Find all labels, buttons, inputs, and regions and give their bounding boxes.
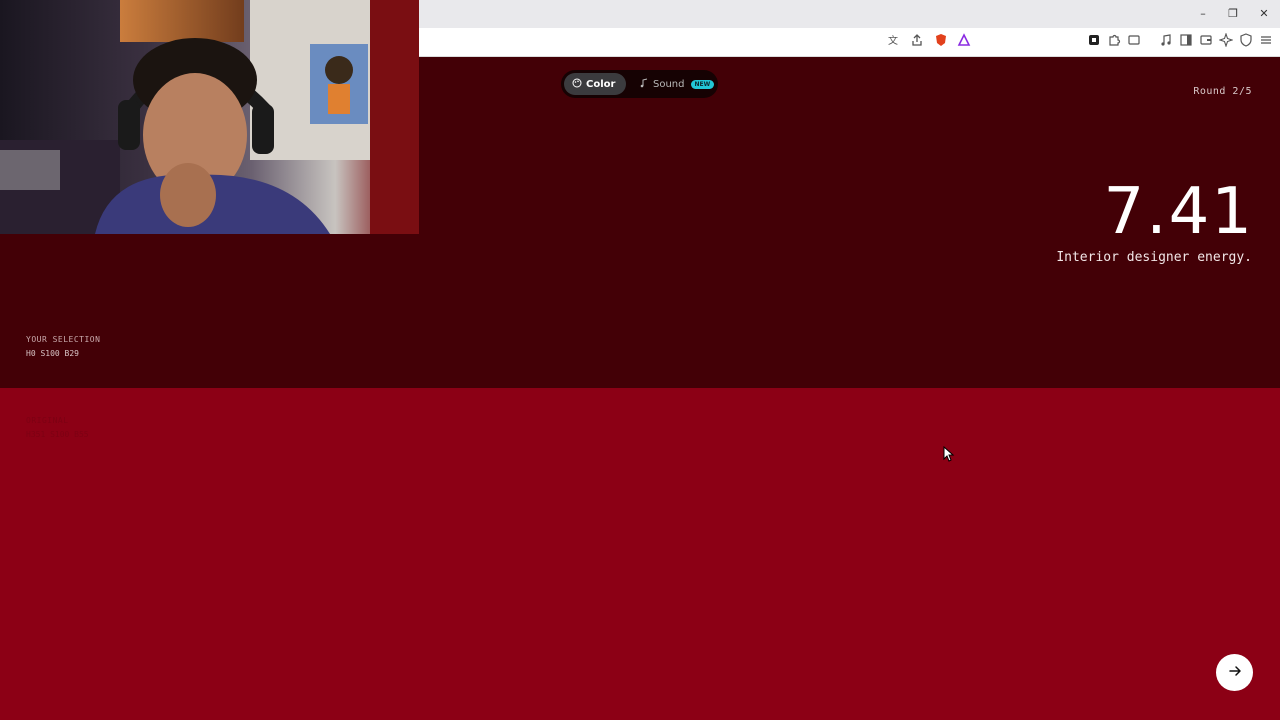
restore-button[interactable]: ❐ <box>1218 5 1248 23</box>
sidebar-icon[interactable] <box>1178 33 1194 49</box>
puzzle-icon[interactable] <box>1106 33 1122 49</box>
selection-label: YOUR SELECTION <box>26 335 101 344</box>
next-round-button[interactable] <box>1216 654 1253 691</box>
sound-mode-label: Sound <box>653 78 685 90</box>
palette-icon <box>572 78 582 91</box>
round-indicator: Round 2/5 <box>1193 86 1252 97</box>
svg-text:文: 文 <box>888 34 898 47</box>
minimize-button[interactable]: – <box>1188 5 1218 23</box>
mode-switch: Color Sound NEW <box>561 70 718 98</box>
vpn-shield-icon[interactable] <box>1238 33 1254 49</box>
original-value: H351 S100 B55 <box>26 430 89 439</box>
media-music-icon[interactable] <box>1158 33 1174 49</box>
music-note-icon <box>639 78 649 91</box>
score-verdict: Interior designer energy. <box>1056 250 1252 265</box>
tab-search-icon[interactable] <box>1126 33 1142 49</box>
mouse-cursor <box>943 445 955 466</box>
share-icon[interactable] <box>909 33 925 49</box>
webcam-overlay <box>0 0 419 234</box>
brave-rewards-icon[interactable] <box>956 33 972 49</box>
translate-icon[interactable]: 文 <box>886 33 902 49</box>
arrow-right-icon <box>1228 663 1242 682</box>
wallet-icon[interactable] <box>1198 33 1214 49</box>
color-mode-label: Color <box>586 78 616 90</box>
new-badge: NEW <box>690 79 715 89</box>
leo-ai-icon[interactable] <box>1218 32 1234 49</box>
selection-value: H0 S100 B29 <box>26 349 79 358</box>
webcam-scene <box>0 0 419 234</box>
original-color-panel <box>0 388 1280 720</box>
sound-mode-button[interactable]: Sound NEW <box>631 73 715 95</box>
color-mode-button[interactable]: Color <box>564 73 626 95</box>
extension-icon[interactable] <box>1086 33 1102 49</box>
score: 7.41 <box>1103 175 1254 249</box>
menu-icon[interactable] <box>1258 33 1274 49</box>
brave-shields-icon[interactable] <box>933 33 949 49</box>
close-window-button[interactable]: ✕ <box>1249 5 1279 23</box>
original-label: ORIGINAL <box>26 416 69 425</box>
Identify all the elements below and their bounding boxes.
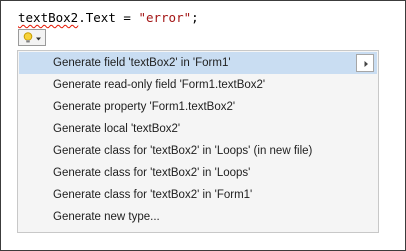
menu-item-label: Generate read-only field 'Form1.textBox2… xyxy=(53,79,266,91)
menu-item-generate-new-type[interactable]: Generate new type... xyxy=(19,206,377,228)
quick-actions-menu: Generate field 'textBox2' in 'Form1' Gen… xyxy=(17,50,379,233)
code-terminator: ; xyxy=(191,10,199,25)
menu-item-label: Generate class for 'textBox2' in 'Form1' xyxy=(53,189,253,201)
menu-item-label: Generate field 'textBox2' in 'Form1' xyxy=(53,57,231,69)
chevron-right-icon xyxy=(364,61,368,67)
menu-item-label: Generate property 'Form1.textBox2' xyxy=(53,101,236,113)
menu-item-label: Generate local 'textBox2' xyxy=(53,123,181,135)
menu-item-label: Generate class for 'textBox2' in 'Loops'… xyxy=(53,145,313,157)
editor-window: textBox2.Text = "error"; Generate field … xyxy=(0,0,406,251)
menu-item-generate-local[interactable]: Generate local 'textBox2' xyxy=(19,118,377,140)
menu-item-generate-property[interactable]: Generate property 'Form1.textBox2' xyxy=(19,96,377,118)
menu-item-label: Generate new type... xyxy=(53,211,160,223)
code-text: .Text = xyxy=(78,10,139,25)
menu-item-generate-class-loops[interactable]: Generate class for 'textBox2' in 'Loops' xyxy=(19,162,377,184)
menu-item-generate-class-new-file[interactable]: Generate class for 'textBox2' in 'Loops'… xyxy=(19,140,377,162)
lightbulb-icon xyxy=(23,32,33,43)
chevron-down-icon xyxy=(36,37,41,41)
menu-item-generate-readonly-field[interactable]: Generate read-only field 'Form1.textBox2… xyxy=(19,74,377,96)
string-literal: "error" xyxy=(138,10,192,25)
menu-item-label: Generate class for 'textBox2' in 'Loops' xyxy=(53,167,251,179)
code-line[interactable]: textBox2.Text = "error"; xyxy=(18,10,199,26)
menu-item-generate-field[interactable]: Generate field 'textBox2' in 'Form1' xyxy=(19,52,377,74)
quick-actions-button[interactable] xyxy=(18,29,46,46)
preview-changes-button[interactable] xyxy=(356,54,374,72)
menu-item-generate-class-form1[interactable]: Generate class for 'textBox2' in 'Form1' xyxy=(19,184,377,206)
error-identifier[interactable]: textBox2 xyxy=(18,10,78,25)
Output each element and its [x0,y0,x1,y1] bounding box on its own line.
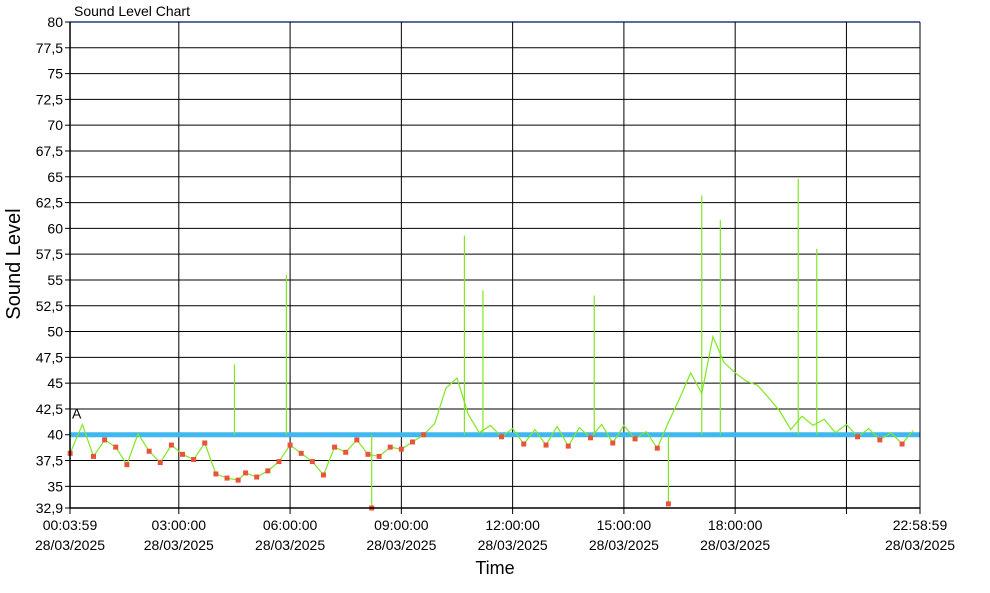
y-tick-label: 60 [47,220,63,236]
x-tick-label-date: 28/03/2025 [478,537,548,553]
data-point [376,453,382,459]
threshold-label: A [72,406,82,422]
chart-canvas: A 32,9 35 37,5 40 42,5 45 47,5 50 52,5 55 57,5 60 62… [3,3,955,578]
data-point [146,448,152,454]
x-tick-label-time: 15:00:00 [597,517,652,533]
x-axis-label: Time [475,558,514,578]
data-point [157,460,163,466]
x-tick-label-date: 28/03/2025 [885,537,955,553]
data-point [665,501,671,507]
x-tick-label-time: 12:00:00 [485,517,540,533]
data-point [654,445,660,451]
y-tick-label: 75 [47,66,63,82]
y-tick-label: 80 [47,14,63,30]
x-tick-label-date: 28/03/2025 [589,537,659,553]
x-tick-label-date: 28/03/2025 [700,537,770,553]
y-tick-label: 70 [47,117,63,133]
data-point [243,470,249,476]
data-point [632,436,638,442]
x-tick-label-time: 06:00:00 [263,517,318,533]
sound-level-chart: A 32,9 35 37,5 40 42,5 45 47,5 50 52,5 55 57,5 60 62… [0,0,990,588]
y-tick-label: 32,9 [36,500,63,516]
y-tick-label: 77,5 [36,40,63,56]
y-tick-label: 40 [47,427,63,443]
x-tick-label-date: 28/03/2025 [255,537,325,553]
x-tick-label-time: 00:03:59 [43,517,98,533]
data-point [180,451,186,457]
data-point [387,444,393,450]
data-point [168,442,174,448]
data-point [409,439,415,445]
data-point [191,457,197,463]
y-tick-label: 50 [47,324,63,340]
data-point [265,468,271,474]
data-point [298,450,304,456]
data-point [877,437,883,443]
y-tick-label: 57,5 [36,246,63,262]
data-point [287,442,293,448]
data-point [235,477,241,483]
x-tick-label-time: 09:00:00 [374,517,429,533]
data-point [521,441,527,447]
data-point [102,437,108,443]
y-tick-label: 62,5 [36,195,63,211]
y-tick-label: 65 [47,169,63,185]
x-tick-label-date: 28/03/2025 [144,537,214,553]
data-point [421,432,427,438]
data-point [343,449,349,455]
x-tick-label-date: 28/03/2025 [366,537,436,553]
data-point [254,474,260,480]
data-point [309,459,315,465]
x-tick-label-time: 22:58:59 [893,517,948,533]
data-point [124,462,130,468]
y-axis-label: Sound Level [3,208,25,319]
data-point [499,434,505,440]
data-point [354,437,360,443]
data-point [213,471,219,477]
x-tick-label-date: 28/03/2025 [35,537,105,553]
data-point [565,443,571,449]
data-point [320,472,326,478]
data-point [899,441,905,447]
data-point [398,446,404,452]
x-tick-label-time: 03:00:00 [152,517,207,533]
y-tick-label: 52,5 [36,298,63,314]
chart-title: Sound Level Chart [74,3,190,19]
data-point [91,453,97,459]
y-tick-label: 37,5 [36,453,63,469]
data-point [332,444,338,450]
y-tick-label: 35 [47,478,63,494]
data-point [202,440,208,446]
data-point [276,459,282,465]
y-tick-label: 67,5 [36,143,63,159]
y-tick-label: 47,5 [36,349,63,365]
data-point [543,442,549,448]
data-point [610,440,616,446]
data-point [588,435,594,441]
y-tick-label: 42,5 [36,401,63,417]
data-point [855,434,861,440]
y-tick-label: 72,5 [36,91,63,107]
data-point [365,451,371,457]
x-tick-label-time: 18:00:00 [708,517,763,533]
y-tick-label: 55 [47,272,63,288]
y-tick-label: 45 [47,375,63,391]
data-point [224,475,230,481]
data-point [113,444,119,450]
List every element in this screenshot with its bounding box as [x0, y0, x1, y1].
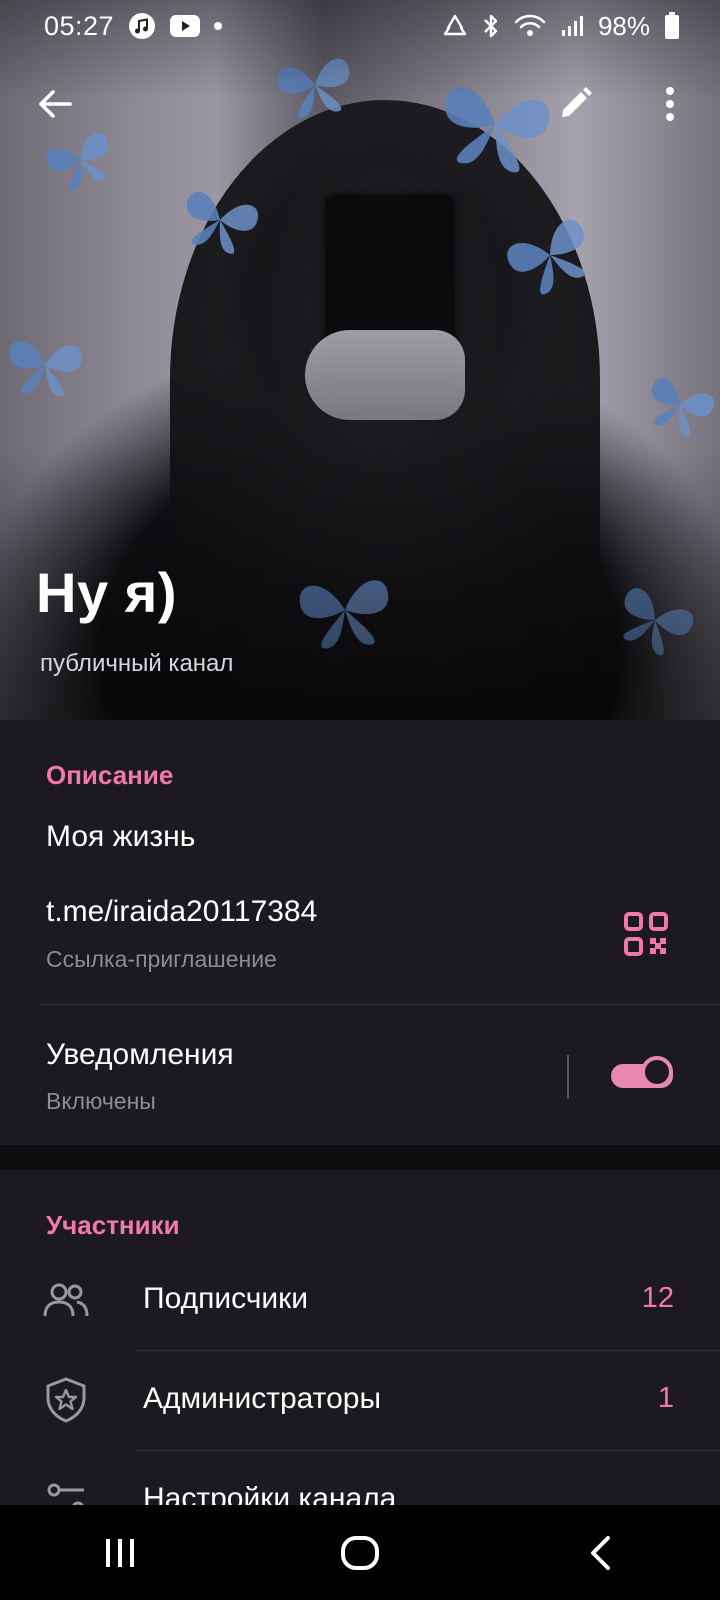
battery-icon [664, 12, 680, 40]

WRITTEN TASK ▸ Reproduce, unchanged, the stretch of the records from the line containing "menu-item-label: Generate read-only" through the line containing "quick-actions-menu: Generate field".

EXERCISE RESPONSE ▸
menu-item-label: Generate read-only field 'Form1.textBox2… xyxy=(53,79,266,91)
menu-item-generate-new-type[interactable]: Generate new type... xyxy=(19,206,377,228)
quick-actions-menu: Generate field 'textBox2' in 'Form1' Gen… xyxy=(17,50,379,233)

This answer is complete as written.